Consigna:
Transcribe literalmente el fragmento de la noticia sobre el huracán Tomás en Haití que comienza en "En otros lugares" y termina en "afectan a carreteras.".

--- Texto extraído ---

Tomas causa primeras inundaciones en Haití
El alcalde de la localidad de Anse d'Hainault (suroeste), Georges Simon, dijo a Efe que el mar llegó hasta la ciudad acompañado de fuertes rachas de viento. El funcionario alertó del peligro que corren las cerca de 20.000 personas que habitan la zona, donde muchas casas resultaron dañadas.
Esta montañosa localidad se halla en el extremo más occidental del país y es el punto de Haití más próximo al trayecto por el que ha pasado el ojo del huracán "Tomás" en su ruta hacia el noreste.
El fenómeno causó hoy las primeras inundaciones en el país, donde los meteorólogos han alertado de la subida del nivel del mar, que consideran el principal peligro para la población.
También la ciudad de Léogane (oeste de Puerto Príncipe), por la que pasan varios ríos, se inundó y una parte de la población se encuentra también en grandes dificultades, según informaron corresponsales locales.
En otros lugares del suroeste, algunos tejados de casas fueron levantados por el viento, como ocurrió en Beaumont e Irois, y se informó de daños importantes que afectan a carreteras.
Mientras, en Puerto Príncipe, donde miles de personas han desalojado campamentos en los que habitaban desde el terremoto de enero, se registraron lluvias moderadas, de intensidad oscilante, que, sin embargo, no afectaron a la actividad cotidiana en las calles.
A pesar de que las oficinas y los grandes comercios están cerrados desde ayer y de que el gobierno declaró la jornada de hoy no laborable, muchas pequeñas actividades callejeras se desarrollaron con normalidad.
En un recorrido por sectores de Puerto Príncipe podía verse bajo paraguas a los habituales vendedores que a diario pueblan las vías de la ciudad dedicados a su comercio informal, como cualquier día de lluvia.

--- Datos extraídos ---

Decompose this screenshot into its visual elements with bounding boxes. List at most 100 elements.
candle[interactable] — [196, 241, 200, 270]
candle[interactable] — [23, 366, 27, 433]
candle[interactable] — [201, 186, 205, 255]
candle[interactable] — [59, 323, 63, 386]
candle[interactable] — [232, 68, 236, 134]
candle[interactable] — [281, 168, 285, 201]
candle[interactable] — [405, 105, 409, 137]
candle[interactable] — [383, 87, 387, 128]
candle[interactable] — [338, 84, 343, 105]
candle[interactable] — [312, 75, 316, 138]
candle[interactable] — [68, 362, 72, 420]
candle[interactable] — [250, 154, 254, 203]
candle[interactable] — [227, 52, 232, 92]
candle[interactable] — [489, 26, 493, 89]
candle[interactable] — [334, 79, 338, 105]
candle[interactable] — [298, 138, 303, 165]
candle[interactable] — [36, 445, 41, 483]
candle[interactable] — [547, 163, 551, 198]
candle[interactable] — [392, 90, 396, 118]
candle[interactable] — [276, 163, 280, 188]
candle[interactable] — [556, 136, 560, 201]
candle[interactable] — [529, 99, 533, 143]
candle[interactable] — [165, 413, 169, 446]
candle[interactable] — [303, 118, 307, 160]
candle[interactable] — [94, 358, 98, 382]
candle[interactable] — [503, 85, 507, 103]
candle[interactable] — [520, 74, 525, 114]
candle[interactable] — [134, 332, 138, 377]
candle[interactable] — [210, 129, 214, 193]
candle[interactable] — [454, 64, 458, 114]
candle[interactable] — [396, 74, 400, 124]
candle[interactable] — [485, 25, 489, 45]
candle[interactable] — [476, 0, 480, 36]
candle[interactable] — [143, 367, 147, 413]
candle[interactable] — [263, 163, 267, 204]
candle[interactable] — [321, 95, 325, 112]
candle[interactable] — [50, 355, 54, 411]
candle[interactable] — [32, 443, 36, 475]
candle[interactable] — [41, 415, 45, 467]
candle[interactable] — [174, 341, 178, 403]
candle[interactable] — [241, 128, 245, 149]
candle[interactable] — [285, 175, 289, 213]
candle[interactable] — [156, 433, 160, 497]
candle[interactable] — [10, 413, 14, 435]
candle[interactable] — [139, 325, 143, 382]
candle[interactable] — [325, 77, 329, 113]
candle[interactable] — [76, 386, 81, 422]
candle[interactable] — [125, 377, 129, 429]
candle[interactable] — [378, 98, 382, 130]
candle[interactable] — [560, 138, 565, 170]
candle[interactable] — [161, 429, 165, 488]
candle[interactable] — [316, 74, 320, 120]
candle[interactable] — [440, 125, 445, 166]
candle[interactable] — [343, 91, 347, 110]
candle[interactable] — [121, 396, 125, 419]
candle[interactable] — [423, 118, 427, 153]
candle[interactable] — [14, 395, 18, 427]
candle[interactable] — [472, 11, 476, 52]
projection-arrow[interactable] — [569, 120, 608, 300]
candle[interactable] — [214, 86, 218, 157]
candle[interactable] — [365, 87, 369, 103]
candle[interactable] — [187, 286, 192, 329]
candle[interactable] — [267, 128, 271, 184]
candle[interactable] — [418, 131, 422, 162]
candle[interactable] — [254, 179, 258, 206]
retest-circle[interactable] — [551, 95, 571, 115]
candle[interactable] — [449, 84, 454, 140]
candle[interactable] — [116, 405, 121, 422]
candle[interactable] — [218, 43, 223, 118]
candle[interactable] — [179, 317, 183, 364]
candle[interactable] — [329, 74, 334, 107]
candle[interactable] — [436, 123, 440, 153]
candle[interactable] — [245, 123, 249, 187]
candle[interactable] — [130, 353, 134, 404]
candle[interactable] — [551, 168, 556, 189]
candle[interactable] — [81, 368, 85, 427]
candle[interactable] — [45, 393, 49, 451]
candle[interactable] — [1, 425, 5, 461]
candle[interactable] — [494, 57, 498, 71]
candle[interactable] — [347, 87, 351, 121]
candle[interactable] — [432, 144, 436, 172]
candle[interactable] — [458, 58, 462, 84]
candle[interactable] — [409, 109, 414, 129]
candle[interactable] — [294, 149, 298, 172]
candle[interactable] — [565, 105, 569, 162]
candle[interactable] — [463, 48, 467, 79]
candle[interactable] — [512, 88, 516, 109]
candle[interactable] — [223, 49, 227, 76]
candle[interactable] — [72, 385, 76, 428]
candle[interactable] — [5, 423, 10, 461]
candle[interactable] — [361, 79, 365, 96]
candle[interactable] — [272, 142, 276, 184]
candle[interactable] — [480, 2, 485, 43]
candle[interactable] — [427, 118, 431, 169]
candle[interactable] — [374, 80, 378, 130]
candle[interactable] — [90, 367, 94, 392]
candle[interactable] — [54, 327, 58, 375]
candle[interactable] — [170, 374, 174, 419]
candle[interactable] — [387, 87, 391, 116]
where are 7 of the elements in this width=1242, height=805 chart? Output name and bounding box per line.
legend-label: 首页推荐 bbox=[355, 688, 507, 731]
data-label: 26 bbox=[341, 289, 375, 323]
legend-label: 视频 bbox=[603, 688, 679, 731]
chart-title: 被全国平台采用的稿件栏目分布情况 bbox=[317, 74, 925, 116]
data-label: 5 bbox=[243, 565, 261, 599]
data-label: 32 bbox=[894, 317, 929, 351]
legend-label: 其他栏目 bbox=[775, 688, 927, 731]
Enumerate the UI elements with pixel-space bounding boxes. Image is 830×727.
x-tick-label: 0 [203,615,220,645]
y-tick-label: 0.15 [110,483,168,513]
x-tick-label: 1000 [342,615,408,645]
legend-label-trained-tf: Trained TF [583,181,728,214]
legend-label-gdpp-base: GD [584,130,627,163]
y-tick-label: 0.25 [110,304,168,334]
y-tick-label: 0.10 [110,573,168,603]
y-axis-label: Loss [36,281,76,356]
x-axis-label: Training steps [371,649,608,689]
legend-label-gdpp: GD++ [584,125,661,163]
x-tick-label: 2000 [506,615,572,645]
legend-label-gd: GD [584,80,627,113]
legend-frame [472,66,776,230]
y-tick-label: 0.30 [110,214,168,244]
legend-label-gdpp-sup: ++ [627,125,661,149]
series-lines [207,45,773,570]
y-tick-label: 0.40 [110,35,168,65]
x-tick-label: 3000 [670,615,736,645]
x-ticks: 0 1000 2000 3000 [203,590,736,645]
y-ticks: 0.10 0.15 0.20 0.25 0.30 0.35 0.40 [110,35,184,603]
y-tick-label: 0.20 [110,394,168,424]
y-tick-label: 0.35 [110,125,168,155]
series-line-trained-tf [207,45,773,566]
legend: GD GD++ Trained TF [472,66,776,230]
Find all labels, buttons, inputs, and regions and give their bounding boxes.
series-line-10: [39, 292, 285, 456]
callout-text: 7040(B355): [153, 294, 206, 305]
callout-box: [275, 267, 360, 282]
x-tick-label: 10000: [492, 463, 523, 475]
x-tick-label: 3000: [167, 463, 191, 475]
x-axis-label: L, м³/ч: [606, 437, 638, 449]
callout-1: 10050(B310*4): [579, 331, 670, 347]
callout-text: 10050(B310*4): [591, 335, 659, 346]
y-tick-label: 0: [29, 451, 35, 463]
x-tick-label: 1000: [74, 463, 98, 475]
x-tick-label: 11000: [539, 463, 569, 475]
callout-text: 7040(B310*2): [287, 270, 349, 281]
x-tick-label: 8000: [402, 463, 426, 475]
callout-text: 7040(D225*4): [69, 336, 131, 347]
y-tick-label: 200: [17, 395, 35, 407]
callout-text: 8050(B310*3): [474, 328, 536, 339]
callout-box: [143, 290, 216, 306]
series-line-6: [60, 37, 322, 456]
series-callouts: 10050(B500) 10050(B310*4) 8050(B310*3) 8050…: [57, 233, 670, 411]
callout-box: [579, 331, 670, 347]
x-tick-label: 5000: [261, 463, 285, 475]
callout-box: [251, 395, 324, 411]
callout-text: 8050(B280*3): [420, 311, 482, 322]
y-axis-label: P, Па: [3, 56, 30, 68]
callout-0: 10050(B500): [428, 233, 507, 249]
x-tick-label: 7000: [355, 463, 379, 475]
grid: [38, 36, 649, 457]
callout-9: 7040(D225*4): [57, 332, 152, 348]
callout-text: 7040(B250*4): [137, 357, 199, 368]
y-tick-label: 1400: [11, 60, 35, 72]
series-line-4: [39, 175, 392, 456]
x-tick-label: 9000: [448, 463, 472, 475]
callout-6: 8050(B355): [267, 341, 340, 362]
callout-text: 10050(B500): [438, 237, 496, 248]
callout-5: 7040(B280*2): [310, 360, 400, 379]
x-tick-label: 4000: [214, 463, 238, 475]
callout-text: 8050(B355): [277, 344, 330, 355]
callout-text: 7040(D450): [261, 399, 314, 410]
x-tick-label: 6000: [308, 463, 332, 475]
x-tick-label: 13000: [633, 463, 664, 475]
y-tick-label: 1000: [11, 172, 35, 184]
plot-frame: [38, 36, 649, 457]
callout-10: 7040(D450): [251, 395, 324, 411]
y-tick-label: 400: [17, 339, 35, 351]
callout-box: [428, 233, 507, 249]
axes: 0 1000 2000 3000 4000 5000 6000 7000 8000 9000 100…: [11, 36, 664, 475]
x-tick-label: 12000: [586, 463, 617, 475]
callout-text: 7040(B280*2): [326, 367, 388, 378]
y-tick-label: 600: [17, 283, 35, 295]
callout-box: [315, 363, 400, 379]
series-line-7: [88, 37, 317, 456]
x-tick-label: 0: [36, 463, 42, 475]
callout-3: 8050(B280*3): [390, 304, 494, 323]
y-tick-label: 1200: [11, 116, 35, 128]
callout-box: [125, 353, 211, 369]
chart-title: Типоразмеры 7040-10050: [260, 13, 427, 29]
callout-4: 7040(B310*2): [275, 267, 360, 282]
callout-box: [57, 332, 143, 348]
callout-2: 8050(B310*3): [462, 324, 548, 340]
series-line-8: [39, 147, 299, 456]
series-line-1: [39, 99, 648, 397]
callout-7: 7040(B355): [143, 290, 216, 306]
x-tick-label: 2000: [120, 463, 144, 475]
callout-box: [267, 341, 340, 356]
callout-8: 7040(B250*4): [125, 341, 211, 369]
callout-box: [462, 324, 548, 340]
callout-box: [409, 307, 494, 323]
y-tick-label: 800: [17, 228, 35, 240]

---

Respuesta:
En otros lugares del suroeste, algunos tejados de casas fueron levantados por el viento, como ocurrió en Beaumont e Irois, y se informó de daños importantes que afectan a carreteras.